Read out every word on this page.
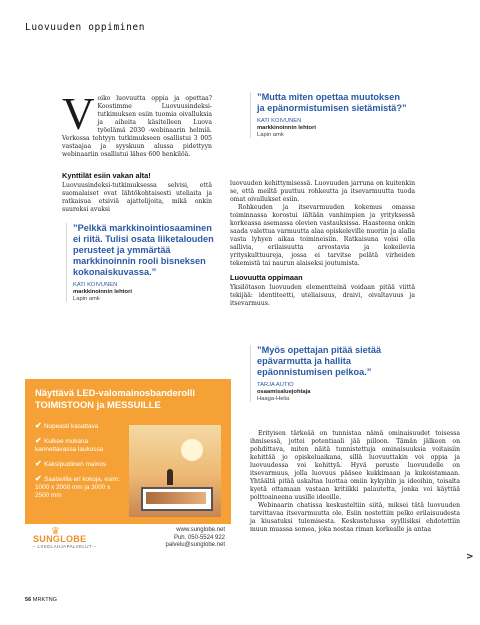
Luovuuden oppiminen
V oiko luovuutta oppia ja opettaa? Koostimme Luovuusindeksi-tutkimuksen esiin tuomia oivalluksia ja aiheita käsitelleen Luova työelämä 2030 -webinaarin helmiä. Verkossa tehtyyn tutkimukseen osallistui 3 005 vastaajaa ja syyskuun alussa pidettyyn webinaariin osallistui lähes 600 henkilöä.
Kynttilät esiin vakan alta!
Luovuusindeksi-tutkimuksessa selvisi, että suomalaiset ovat lähtökohtaisesti uteliaita ja ratkaisua etsiviä ajattelijoita, mikä onkin suureksi avuksi
”Pelkkä markkinointiosaaminen ei riitä. Tulisi osata liiketalouden perusteet ja ymmärtää markkinoinnin rooli bisneksen kokonaiskuvassa.”
KATI KOIVUNEN
markkinoinnin lehtori
Lapin amk
”Mutta miten opettaa muutoksen ja epänormistumisen sietämistä?”
KATI KOIVUNEN
markkinoinnin lehtori
Lapin amk

luovuuden kehittymisessä. Luovuuden jarruna on kuitenkin se, että meiltä puuttuu rohkeutta ja itsevarmuutta tuoda omat oivallukset esiin.

Rohkeuden ja itsevarmuuden kokemus omassa toiminnassa korostui iältään vanhimpien ja yrityksessä korkeassa asemassa olevien vastauksissa. Haasteena onkin saada valettua varmuutta alaa opiskeleville nuoriin ja alalla vasta lyhyen aikaa toimineisiin. Ratkaisuna voisi olla sallivia, erilaisuutta arvostavia ja kokeilevia yrityskulttuureja, jossa ei tarvitse pelätä virheiden tekemistä tai naurun alaiseksi joutumista.

Luovuutta oppimaan

Yksilötason luovuuden elementteinä voidaan pitää viittä tekijää: identiteetti, uteliaisuus, draivi, oivaltavuus ja itsevarmuus.

”Myös opettajan pitää sietää epävarmutta ja hallita epäonnistumisen pelkoa.”
TARJA AUTIO
osaamisaluejohtaja
Haaga-Helia

Erityisen tärkeää on tunnistaa nämä ominaisuudet toisessa ihmisessä, jottei potentiaali jää piiloon. Tämän jälkeen on pohdittava, miten näitä tunnistettuja ominaisuuksia voitaisiin kehittää jo opiskeluaikana, sillä luovuuttakin voi oppia ja luovuudessa voi kehittyä. Hyvä peruste luovuudelle on itsevarmuus, jolla luovuus pääsee kukkimaan ja kukoistamaan. Yhtäältä pitää uskaltaa luottaa omiin kykyihin ja ideoihin, toisalta kyetä ottamaan vastaan kritiikki palautetta, jonka voi käyttää polttoaineena uusille ideoille.

Webinaarin chatissa keskusteltiin siitä, miksei tätä luovuuden tarvittavaa itsevarmuutta ole. Esiin nostettiin pelko erilaisuudesta ja kiusatuksi tulemisesta. Keskustelussa syyllisiksi ehdotettiin muun muassa somea, joka nostaa riman korkealle ja antaa

Näyttävä LED-valomainosbanderolli TOIMISTOON ja MESSUILLE
✔ Nopeasti kasattava
✔ Kulkee mukana kannettavassa laukussa
✔ Kaksipuolinen mainos
✔ Saatavilla eri kokoja, esim: 1000 x 2000 mm ja 3000 x 2500 mm
♛
SUNGLOBE
– LIIKELAHJAPALVELUT –
www.sunglobe.net
Puh. 050-5524 922
palvelu@sunglobe.net
56 MRKTNG
>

═══

(STATED TASK):
Transcribe the entries above verbatim, omitting their pictures.

(SOLUTION TO THIS TASK):
Read out every word on this page.
Luovuuden oppiminen
V oiko luovuutta oppia ja opettaa? Koostimme Luovuusindeksi-tutkimuksen esiin tuomia oivalluksia ja aiheita käsitelleen Luova työelämä 2030 -webinaarin helmiä. Verkossa tehtyyn tutkimukseen osallistui 3 005 vastaajaa ja syyskuun alussa pidettyyn webinaariin osallistui lähes 600 henkilöä.
Kynttilät esiin vakan alta!
Luovuusindeksi-tutkimuksessa selvisi, että suomalaiset ovat lähtökohtaisesti uteliaita ja ratkaisua etsiviä ajattelijoita, mikä onkin suureksi avuksi
”Pelkkä markkinointiosaaminen ei riitä. Tulisi osata liiketalouden perusteet ja ymmärtää markkinoinnin rooli bisneksen kokonaiskuvassa.”
KATI KOIVUNEN
markkinoinnin lehtori
Lapin amk
”Mutta miten opettaa muutoksen ja epänormistumisen sietämistä?”
KATI KOIVUNEN
markkinoinnin lehtori
Lapin amk

luovuuden kehittymisessä. Luovuuden jarruna on kuitenkin se, että meiltä puuttuu rohkeutta ja itsevarmuutta tuoda omat oivallukset esiin.

Rohkeuden ja itsevarmuuden kokemus omassa toiminnassa korostui iältään vanhimpien ja yrityksessä korkeassa asemassa olevien vastauksissa. Haasteena onkin saada valettua varmuutta alaa opiskeleville nuoriin ja alalla vasta lyhyen aikaa toimineisiin. Ratkaisuna voisi olla sallivia, erilaisuutta arvostavia ja kokeilevia yrityskulttuureja, jossa ei tarvitse pelätä virheiden tekemistä tai naurun alaiseksi joutumista.

Luovuutta oppimaan

Yksilötason luovuuden elementteinä voidaan pitää viittä tekijää: identiteetti, uteliaisuus, draivi, oivaltavuus ja itsevarmuus.

”Myös opettajan pitää sietää epävarmutta ja hallita epäonnistumisen pelkoa.”
TARJA AUTIO
osaamisaluejohtaja
Haaga-Helia

Erityisen tärkeää on tunnistaa nämä ominaisuudet toisessa ihmisessä, jottei potentiaali jää piiloon. Tämän jälkeen on pohdittava, miten näitä tunnistettuja ominaisuuksia voitaisiin kehittää jo opiskeluaikana, sillä luovuuttakin voi oppia ja luovuudessa voi kehittyä. Hyvä peruste luovuudelle on itsevarmuus, jolla luovuus pääsee kukkimaan ja kukoistamaan. Yhtäältä pitää uskaltaa luottaa omiin kykyihin ja ideoihin, toisalta kyetä ottamaan vastaan kritiikki palautetta, jonka voi käyttää polttoaineena uusille ideoille.

Webinaarin chatissa keskusteltiin siitä, miksei tätä luovuuden tarvittavaa itsevarmuutta ole. Esiin nostettiin pelko erilaisuudesta ja kiusatuksi tulemisesta. Keskustelussa syyllisiksi ehdotettiin muun muassa somea, joka nostaa riman korkealle ja antaa

Näyttävä LED-valomainosbanderolli TOIMISTOON ja MESSUILLE
✔ Nopeasti kasattava
✔ Kulkee mukana kannettavassa laukussa
✔ Kaksipuolinen mainos
✔ Saatavilla eri kokoja, esim: 1000 x 2000 mm ja 3000 x 2500 mm
♛
SUNGLOBE
– LIIKELAHJAPALVELUT –
www.sunglobe.net
Puh. 050-5524 922
palvelu@sunglobe.net
56 MRKTNG
>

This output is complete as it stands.